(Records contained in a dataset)

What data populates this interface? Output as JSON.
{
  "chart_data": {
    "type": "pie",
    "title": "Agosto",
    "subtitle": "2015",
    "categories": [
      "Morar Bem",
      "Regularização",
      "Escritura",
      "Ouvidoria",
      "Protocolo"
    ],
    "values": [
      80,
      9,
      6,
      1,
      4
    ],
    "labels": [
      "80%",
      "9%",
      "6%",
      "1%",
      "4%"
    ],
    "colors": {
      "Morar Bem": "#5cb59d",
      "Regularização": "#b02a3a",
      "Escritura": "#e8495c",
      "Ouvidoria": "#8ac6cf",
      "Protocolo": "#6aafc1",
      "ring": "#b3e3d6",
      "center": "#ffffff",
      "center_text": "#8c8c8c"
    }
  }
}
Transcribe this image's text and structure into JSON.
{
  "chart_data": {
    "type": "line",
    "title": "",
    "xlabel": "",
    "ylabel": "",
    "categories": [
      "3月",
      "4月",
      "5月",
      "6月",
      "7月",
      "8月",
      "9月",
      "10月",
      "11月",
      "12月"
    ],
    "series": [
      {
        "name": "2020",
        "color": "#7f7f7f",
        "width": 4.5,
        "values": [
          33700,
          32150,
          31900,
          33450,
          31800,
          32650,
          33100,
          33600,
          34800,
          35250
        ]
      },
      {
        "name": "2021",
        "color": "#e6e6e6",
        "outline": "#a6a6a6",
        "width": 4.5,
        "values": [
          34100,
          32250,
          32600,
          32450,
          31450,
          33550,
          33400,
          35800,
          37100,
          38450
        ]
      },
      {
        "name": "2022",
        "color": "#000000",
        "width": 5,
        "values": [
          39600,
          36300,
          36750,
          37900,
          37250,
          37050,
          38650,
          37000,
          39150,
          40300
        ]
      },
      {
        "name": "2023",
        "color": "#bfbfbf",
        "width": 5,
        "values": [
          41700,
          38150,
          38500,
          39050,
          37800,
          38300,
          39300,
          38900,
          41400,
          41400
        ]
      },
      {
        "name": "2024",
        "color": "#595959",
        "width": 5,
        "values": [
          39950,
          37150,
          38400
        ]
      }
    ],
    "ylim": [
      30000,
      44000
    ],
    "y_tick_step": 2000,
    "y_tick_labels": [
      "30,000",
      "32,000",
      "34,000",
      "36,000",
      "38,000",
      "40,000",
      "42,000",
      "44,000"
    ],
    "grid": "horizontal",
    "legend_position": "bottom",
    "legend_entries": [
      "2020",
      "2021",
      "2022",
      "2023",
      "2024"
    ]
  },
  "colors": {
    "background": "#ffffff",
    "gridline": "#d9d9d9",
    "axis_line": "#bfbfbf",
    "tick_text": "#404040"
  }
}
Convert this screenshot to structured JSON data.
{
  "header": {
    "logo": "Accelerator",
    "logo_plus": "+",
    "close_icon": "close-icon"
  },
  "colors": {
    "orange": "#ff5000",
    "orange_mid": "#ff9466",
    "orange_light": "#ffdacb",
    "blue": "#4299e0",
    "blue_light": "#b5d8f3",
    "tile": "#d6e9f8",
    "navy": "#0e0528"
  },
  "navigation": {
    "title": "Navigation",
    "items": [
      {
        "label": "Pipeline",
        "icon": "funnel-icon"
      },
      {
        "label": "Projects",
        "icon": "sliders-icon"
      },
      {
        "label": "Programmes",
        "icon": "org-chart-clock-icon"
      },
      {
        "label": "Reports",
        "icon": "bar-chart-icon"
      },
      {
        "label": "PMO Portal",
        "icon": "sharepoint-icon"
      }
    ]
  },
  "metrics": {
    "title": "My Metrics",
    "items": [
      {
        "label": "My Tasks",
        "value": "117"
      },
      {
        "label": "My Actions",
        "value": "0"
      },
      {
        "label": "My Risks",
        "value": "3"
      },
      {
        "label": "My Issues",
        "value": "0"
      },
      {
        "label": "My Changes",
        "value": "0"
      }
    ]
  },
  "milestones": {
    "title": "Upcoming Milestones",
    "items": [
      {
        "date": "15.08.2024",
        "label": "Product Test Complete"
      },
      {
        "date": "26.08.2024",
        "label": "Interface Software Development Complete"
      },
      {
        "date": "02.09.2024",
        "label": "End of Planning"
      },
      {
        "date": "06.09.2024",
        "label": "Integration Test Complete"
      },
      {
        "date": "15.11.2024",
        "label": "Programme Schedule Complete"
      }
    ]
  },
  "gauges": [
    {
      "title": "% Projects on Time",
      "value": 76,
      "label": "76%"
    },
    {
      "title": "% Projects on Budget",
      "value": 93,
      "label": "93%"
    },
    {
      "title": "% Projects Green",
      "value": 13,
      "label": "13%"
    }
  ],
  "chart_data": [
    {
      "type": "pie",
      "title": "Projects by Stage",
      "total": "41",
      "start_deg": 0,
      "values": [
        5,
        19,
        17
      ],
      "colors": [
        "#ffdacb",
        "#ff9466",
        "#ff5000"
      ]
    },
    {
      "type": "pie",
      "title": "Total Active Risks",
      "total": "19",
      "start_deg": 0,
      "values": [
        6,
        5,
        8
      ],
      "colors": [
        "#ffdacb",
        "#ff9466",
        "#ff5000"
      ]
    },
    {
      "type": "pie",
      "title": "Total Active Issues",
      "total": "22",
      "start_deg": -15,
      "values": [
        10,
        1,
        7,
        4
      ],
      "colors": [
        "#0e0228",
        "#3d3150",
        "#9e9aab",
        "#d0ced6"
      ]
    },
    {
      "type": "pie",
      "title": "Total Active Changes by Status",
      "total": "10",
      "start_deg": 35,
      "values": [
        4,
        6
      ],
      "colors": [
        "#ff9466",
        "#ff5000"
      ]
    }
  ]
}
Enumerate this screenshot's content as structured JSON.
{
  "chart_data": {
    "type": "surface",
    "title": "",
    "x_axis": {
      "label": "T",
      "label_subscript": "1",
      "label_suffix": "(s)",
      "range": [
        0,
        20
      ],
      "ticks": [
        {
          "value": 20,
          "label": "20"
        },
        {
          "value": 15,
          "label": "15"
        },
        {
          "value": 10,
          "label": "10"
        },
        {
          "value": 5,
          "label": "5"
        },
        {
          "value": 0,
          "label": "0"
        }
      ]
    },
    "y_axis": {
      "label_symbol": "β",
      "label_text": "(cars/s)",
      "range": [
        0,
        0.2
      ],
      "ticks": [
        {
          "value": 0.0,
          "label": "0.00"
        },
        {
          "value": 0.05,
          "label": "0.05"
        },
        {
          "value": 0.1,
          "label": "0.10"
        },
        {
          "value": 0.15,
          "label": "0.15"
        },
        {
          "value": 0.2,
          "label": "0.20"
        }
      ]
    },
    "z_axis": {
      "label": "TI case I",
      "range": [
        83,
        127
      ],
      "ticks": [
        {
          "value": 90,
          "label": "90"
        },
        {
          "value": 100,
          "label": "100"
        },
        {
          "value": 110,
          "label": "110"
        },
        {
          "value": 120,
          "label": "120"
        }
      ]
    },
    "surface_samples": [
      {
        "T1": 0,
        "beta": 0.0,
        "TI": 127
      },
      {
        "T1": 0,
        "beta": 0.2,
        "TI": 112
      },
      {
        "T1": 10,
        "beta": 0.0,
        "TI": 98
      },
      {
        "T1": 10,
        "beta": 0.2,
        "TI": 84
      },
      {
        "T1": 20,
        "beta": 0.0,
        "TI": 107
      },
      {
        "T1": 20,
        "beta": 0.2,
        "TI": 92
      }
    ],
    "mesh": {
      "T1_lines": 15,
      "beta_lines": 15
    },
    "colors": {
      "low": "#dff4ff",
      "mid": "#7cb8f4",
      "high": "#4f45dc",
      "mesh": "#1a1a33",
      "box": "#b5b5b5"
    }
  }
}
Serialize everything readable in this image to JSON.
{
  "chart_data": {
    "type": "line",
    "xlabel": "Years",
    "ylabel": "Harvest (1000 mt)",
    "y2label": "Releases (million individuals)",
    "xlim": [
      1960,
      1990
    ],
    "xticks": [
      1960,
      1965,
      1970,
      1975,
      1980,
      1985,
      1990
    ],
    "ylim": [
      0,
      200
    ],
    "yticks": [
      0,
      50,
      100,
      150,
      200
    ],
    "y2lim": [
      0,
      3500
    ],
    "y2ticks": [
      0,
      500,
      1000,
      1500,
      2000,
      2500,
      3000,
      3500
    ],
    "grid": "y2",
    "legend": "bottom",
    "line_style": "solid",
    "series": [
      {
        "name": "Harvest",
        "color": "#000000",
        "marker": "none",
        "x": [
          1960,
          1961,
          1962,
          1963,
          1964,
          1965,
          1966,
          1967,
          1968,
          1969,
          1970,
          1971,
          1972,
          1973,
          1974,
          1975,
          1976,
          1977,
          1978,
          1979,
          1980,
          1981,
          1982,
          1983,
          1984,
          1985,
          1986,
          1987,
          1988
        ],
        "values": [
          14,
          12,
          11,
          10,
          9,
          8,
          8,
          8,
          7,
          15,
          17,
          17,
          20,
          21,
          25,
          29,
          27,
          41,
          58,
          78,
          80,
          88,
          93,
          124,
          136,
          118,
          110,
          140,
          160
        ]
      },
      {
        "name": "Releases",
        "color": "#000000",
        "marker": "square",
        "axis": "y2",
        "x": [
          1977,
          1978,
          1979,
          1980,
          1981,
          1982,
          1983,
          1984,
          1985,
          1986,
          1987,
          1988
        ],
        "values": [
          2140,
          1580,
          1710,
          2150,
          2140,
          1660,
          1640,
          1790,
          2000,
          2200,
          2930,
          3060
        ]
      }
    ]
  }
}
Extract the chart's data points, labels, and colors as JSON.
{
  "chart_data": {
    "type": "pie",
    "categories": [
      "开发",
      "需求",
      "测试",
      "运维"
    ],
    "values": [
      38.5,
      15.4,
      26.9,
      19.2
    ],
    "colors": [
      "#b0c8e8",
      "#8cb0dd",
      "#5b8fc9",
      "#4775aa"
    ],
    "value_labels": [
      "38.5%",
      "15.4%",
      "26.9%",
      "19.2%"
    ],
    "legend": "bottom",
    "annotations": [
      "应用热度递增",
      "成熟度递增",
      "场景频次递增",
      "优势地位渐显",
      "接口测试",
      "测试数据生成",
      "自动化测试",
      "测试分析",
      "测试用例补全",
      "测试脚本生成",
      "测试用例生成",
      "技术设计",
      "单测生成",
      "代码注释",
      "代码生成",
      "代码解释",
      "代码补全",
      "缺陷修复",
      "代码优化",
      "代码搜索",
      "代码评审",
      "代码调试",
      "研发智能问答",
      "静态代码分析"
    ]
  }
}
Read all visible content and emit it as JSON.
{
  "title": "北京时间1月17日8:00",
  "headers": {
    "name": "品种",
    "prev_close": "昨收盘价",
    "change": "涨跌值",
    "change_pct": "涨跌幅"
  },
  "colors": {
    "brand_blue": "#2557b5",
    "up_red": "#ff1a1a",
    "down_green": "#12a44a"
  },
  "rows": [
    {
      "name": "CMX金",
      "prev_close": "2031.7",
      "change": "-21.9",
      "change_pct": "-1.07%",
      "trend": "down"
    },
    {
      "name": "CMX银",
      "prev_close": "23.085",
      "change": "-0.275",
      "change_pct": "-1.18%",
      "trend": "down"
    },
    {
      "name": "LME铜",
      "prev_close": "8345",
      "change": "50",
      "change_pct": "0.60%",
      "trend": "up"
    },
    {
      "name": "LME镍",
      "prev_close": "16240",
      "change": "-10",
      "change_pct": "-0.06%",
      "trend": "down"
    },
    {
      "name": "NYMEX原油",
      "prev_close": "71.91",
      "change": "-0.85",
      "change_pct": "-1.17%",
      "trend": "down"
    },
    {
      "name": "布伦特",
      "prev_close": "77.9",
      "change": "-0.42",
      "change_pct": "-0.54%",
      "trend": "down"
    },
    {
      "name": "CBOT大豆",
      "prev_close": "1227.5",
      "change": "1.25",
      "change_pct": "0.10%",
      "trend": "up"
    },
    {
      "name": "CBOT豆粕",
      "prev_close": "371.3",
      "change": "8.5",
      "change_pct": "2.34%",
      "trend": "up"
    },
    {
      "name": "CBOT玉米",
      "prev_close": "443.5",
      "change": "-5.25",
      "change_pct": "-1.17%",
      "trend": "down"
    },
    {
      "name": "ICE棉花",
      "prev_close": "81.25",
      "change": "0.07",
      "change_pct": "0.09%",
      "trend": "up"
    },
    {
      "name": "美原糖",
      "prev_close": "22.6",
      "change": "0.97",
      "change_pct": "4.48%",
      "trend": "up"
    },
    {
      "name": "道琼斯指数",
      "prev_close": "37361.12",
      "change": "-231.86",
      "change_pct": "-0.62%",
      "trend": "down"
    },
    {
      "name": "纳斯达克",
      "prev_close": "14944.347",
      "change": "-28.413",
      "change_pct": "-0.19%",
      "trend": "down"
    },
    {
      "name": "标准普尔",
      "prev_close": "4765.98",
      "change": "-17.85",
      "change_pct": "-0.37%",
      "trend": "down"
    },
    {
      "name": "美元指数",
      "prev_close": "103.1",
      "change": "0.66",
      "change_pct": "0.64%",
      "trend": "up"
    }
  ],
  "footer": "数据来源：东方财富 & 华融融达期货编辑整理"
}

> STATED EXERCISE
Which lines hold the word "Harvest"? Return all of them from the records above.

> EXERCISE OUTPUT
    "ylabel": "Harvest (1000 mt)",
        "name": "Harvest",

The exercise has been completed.